Check each line of the listing below for the string "header", and copy the ones that have it.
START
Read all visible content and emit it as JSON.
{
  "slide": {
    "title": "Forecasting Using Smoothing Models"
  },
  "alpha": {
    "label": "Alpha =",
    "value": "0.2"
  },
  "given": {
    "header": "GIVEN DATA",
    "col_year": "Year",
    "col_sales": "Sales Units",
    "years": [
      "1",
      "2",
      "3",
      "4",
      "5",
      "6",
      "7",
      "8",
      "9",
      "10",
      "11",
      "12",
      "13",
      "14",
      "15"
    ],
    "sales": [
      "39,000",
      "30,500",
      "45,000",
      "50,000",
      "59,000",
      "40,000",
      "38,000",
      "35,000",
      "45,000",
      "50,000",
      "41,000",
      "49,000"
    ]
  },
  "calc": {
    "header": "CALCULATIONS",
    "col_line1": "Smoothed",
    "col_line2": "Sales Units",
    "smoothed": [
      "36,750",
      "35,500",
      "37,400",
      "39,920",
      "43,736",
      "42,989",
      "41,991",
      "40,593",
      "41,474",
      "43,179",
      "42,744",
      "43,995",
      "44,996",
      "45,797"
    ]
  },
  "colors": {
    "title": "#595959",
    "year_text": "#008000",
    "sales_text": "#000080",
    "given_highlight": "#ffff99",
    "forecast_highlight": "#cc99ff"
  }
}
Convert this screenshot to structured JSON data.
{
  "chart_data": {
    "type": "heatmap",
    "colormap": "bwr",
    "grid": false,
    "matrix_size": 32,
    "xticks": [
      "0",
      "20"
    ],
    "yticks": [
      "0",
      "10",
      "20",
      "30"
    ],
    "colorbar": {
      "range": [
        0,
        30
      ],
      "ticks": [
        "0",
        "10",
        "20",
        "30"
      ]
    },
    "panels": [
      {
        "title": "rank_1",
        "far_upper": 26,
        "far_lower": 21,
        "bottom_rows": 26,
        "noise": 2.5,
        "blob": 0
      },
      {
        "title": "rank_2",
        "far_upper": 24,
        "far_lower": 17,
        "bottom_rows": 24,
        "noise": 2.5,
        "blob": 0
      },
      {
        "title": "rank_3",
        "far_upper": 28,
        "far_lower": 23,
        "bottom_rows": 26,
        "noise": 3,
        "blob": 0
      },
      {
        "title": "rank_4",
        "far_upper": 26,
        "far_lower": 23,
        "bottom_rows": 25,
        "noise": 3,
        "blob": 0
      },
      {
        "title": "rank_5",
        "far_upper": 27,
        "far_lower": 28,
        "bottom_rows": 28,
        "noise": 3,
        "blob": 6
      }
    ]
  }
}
END
Output below
    "header": "GIVEN DATA",
    "header": "CALCULATIONS",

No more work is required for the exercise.